О ЗАДАНИИ: Напишите продолжение отрывка о теневых расчетах россиян за медицинские, бытовые и ритуальные услуги, начиная сразу после его последнего предложения.

Помня о том, что навыки теневого поведения настолько глубоко укоренились в сознании советского человека, что сама теневая практика воспринималась как нечто нормальное, мы решили спрашивать людей прямо: вовлечены ли они сегодня в такую практику. В частности, респондентам предлагалось ответить, оплачивают ли они деньгами или «подарками» услуги врачей и медперсонала в государственных больницах и поликлиниках, то есть там, где услуги эти должны предоставляться бесплатно. Мы также пытались выяснить, насколько широко распространены неофициально-теневые способы оплаты бытовых и ритуальных услуг, формально являющихся платными (ремонт квартиры, автомобиля, бытовой техники, организация похорон).

Примерно каждый четвертый россиянин всегда или почти всегда платит врачам и медперсоналу, которым формально платить не должен, почти каждому третьему приходилось доплачивать работникам похоронных служб, а тех, кто неофициально рассчитывается за бытовые услуги, в стране еще больше. Эти цифры впечатляют, ибо далеко не всем нашим согражданам, судя по ответам респондентов, приходилось в последние годы организовывать похороны или что-то строить либо ремонтировать. Если же считать от числа тех, кому приходилось, то вовлеченных в теневые отношения — абсолютное большинство.

Парадокс в том, что советские теневые традиции наследуются в первую очередь теми группами российского общества, представители которых формировались в посткоммунистическую эпоху. Впрочем, парадокс, если вдуматься, кажущийся. Просто люди, выделяющиеся на общем фоне не только активностью жизненных установок, но и уровнем достатка, отличаются и более высокими запросами относительно качества жизни.

Анализ взятых нами интервью дал основание предположить, что готовность быть повседневно вовлеченным в теневые отношения вряд ли стоит рассматривать как предрасположенность к осознанным правонарушениям.

ИСХОДНЫЕ ЗАПИСИ:
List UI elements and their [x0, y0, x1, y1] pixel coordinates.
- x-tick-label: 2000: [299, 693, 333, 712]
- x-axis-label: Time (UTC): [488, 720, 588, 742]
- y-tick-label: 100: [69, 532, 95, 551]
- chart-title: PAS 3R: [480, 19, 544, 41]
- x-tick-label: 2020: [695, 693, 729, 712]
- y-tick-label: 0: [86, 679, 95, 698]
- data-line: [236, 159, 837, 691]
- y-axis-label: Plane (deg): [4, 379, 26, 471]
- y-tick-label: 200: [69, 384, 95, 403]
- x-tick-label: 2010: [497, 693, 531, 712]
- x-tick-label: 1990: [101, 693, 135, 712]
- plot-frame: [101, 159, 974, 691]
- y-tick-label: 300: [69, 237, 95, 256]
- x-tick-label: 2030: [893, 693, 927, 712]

РЕЗУЛЬТАТ ЗАДАНИЯ:
ТЕНЕВЫЕ СОБЛАЗНЫ

Теперь попробуем ответить на вопрос: насколько в российском обществе распространена установка на участие или соучастие в теневой практике. Готовы ли наши сограждане поддерживать коррумпированных чиновников, теневиков-хозяйственников и лично участвовать в теневом бизнесе?

Учитывая, что россияне традиционно все беды и надежды связывают с властью, мы хотели понять, какая доля населения предрасположена к тому, чтобы на определенных условиях сознательно пойти на криминализацию власти, тем самым вступив в некий косвенный сговор с коррупционерами и теневиками. Разрабатывая программу исследования, мы помнили о широко известных случаях, когда избиратели приводили к власти заведомо криминальных кандидатов. Опыт таких выборов мы приняли как своеобразный тест и решили повторить его в рамках всероссийского опроса. Результаты, скажем прямо, тревожные.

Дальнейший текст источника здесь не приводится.